**Deine Aufgaben:**
[1] Zähle alle Angaben auf, die der Text zur Pfändung trotz eidesstattlicher Versicherung über Person A macht.
[2] Führe den Text zur Pfändung trotz eidesstattlicher Versicherung im Anschluss an seinen letzten Satz fort.

**Ausgewählter Auszug:**
========
Pfändung trotz eidesstattlicher Versicherung?

Hallo liebe Wissenden,

mal angenommen berufstätige Person A (Festeinkommen ca. 900.-€ monatlich) hat Schulden die aufgrund des geringen Einkommens nicht beglichen werden können.
Es kommt zur Zwangsvollstreckung, die fruchtlos bleibt und dann zur Abgabe der eidesstattliche Versicherung.
Kann nun trotz der Abgabe der eidesstattlichen Versicherung durch einen Pfändungs- und Überweisungsbeschluss ERFOLGREICH gepfändet werden?
Person A’s Einkommen liegt doch in der Pfändungsfreigrenze und ausserdem hat Person A mit Abgabe der eid. Vers. seine Zahlungunfähigkeit kund getan.
========
**Ausgangsmaterial:**

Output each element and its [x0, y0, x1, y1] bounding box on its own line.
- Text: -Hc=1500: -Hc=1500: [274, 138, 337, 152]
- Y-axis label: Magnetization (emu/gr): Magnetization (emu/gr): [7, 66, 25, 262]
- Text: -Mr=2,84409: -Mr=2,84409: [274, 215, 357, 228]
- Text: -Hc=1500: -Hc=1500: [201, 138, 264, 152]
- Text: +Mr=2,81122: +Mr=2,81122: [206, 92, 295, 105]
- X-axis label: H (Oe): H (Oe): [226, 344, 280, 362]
========
**Antworten:**
[1]
- Person A ist berufstätig.
- Person A hat ein Festeinkommen von ca. 900 € monatlich.
- Person A hat Schulden, die wegen des geringen Einkommens nicht beglichen werden können.
- Gegen Person A kommt es zur Zwangsvollstreckung, die fruchtlos bleibt.
- Person A gibt die eidesstattliche Versicherung ab.
- Das Einkommen von Person A liegt in der Pfändungsfreigrenze.
- Mit der Abgabe der eidesstattlichen Versicherung hat Person A seine Zahlungsunfähigkeit kundgetan.

[2]
bin gespannt

bonsai

Die Abgabe der e.V. schützt nicht vor weiteren (auch erfolgreichen) Pfändungen. Zwar könnte eine Sachpfändung durch den Gerichtsvollzieher durch diesen al untunlich angesehen werden, so diesem aufgrund einer kürzlich abgenommen e.V. die Vermögensverhältnisse kennt. Der Punkt ist aber auch der, dass sich Vermögensumstände ändern können…
Soweit die Pfändung (wie im vorliegenden Fall) das Arbeitseinkommen erfasst, geht diese aufgrund der Pfändungsfeigrenzen ins Leere. Wird jedoch das Konto gepfändet, muss der Schuldner reagieren und die Freigabe beantragen, § 850k ZPO. Wenn er nicht reagiert wird das Guthaben 2 Wochen nach der Pfändung an den Gläubiger abgeführt.